Recorded information:
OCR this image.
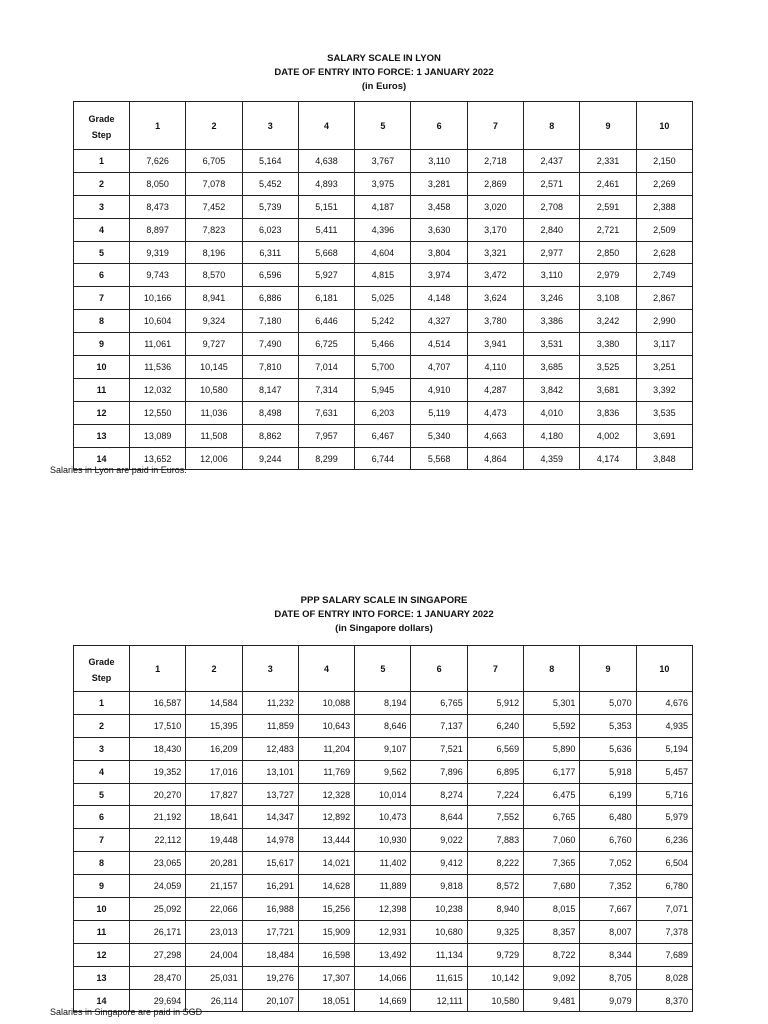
SALARY SCALE IN LYON
DATE OF ENTRY INTO FORCE: 1 JANUARY 2022
(in Euros)
Grade
Step	1	2	3	4	5	6	7	8	9	10
1	7,626	6,705	5,164	4,638	3,767	3,110	2,718	2,437	2,331	2,150
2	8,050	7,078	5,452	4,893	3,975	3,281	2,869	2,571	2,461	2,269
3	8,473	7,452	5,739	5,151	4,187	3,458	3,020	2,708	2,591	2,388
4	8,897	7,823	6,023	5,411	4,396	3,630	3,170	2,840	2,721	2,509
5	9,319	8,196	6,311	5,668	4,604	3,804	3,321	2,977	2,850	2,628
6	9,743	8,570	6,596	5,927	4,815	3,974	3,472	3,110	2,979	2,749
7	10,166	8,941	6,886	6,181	5,025	4,148	3,624	3,246	3,108	2,867
8	10,604	9,324	7,180	6,446	5,242	4,327	3,780	3,386	3,242	2,990
9	11,061	9,727	7,490	6,725	5,466	4,514	3,941	3,531	3,380	3,117
10	11,536	10,145	7,810	7,014	5,700	4,707	4,110	3,685	3,525	3,251
11	12,032	10,580	8,147	7,314	5,945	4,910	4,287	3,842	3,681	3,392
12	12,550	11,036	8,498	7,631	6,203	5,119	4,473	4,010	3,836	3,535
13	13,089	11,508	8,862	7,957	6,467	5,340	4,663	4,180	4,002	3,691
14	13,652	12,006	9,244	8,299	6,744	5,568	4,864	4,359	4,174	3,848
Salaries in Lyon are paid in Euros.
PPP SALARY SCALE IN SINGAPORE
DATE OF ENTRY INTO FORCE: 1 JANUARY 2022
(in Singapore dollars)
Grade
Step	1	2	3	4	5	6	7	8	9	10
1	16,587	14,584	11,232	10,088	8,194	6,765	5,912	5,301	5,070	4,676
2	17,510	15,395	11,859	10,643	8,646	7,137	6,240	5,592	5,353	4,935
3	18,430	16,209	12,483	11,204	9,107	7,521	6,569	5,890	5,636	5,194
4	19,352	17,016	13,101	11,769	9,562	7,896	6,895	6,177	5,918	5,457
5	20,270	17,827	13,727	12,328	10,014	8,274	7,224	6,475	6,199	5,716
6	21,192	18,641	14,347	12,892	10,473	8,644	7,552	6,765	6,480	5,979
7	22,112	19,448	14,978	13,444	10,930	9,022	7,883	7,060	6,760	6,236
8	23,065	20,281	15,617	14,021	11,402	9,412	8,222	7,365	7,052	6,504
9	24,059	21,157	16,291	14,628	11,889	9,818	8,572	7,680	7,352	6,780
10	25,092	22,066	16,988	15,256	12,398	10,238	8,940	8,015	7,667	7,071
11	26,171	23,013	17,721	15,909	12,931	10,680	9,325	8,357	8,007	7,378
12	27,298	24,004	18,484	16,598	13,492	11,134	9,729	8,722	8,344	7,689
13	28,470	25,031	19,276	17,307	14,066	11,615	10,142	9,092	8,705	8,028
14	29,694	26,114	20,107	18,051	14,669	12,111	10,580	9,481	9,079	8,370
Salaries in Singapore are paid in SGD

What you will do: Take the records above and transcribe them exactly, dropping every picture.

Output:
OCR this image.
SALARY SCALE IN LYON
DATE OF ENTRY INTO FORCE: 1 JANUARY 2022
(in Euros)
Grade
Step	1	2	3	4	5	6	7	8	9	10
1	7,626	6,705	5,164	4,638	3,767	3,110	2,718	2,437	2,331	2,150
2	8,050	7,078	5,452	4,893	3,975	3,281	2,869	2,571	2,461	2,269
3	8,473	7,452	5,739	5,151	4,187	3,458	3,020	2,708	2,591	2,388
4	8,897	7,823	6,023	5,411	4,396	3,630	3,170	2,840	2,721	2,509
5	9,319	8,196	6,311	5,668	4,604	3,804	3,321	2,977	2,850	2,628
6	9,743	8,570	6,596	5,927	4,815	3,974	3,472	3,110	2,979	2,749
7	10,166	8,941	6,886	6,181	5,025	4,148	3,624	3,246	3,108	2,867
8	10,604	9,324	7,180	6,446	5,242	4,327	3,780	3,386	3,242	2,990
9	11,061	9,727	7,490	6,725	5,466	4,514	3,941	3,531	3,380	3,117
10	11,536	10,145	7,810	7,014	5,700	4,707	4,110	3,685	3,525	3,251
11	12,032	10,580	8,147	7,314	5,945	4,910	4,287	3,842	3,681	3,392
12	12,550	11,036	8,498	7,631	6,203	5,119	4,473	4,010	3,836	3,535
13	13,089	11,508	8,862	7,957	6,467	5,340	4,663	4,180	4,002	3,691
14	13,652	12,006	9,244	8,299	6,744	5,568	4,864	4,359	4,174	3,848
Salaries in Lyon are paid in Euros.
PPP SALARY SCALE IN SINGAPORE
DATE OF ENTRY INTO FORCE: 1 JANUARY 2022
(in Singapore dollars)
Grade
Step	1	2	3	4	5	6	7	8	9	10
1	16,587	14,584	11,232	10,088	8,194	6,765	5,912	5,301	5,070	4,676
2	17,510	15,395	11,859	10,643	8,646	7,137	6,240	5,592	5,353	4,935
3	18,430	16,209	12,483	11,204	9,107	7,521	6,569	5,890	5,636	5,194
4	19,352	17,016	13,101	11,769	9,562	7,896	6,895	6,177	5,918	5,457
5	20,270	17,827	13,727	12,328	10,014	8,274	7,224	6,475	6,199	5,716
6	21,192	18,641	14,347	12,892	10,473	8,644	7,552	6,765	6,480	5,979
7	22,112	19,448	14,978	13,444	10,930	9,022	7,883	7,060	6,760	6,236
8	23,065	20,281	15,617	14,021	11,402	9,412	8,222	7,365	7,052	6,504
9	24,059	21,157	16,291	14,628	11,889	9,818	8,572	7,680	7,352	6,780
10	25,092	22,066	16,988	15,256	12,398	10,238	8,940	8,015	7,667	7,071
11	26,171	23,013	17,721	15,909	12,931	10,680	9,325	8,357	8,007	7,378
12	27,298	24,004	18,484	16,598	13,492	11,134	9,729	8,722	8,344	7,689
13	28,470	25,031	19,276	17,307	14,066	11,615	10,142	9,092	8,705	8,028
14	29,694	26,114	20,107	18,051	14,669	12,111	10,580	9,481	9,079	8,370
Salaries in Singapore are paid in SGD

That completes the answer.